### TASK STATEMENT
All of the entries need to be written out again, exactly as they are.

********

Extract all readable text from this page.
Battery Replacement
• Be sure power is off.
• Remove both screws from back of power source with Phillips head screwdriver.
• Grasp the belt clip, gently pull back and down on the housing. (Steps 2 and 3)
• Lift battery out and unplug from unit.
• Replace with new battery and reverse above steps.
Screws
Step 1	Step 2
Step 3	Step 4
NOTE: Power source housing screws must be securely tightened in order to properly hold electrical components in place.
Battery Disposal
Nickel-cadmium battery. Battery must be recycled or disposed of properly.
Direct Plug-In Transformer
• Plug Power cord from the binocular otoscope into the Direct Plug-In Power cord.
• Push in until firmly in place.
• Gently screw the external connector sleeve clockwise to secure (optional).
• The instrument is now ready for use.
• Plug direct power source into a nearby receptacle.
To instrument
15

********

### EXERCISE OUTPUT
Extract all readable text from this page.
Battery Replacement
• Be sure power is off.
• Remove both screws from back of power source with Phillips head screwdriver.
• Grasp the belt clip, gently pull back and down on the housing. (Steps 2 and 3)
• Lift battery out and unplug from unit.
• Replace with new battery and reverse above steps.
Screws
Step 1	Step 2
Step 3	Step 4
NOTE: Power source housing screws must be securely tightened in order to properly hold electrical components in place.
Battery Disposal
Nickel-cadmium battery. Battery must be recycled or disposed of properly.
Direct Plug-In Transformer
• Plug Power cord from the binocular otoscope into the Direct Plug-In Power cord.
• Push in until firmly in place.
• Gently screw the external connector sleeve clockwise to secure (optional).
• The instrument is now ready for use.
• Plug direct power source into a nearby receptacle.
To instrument
15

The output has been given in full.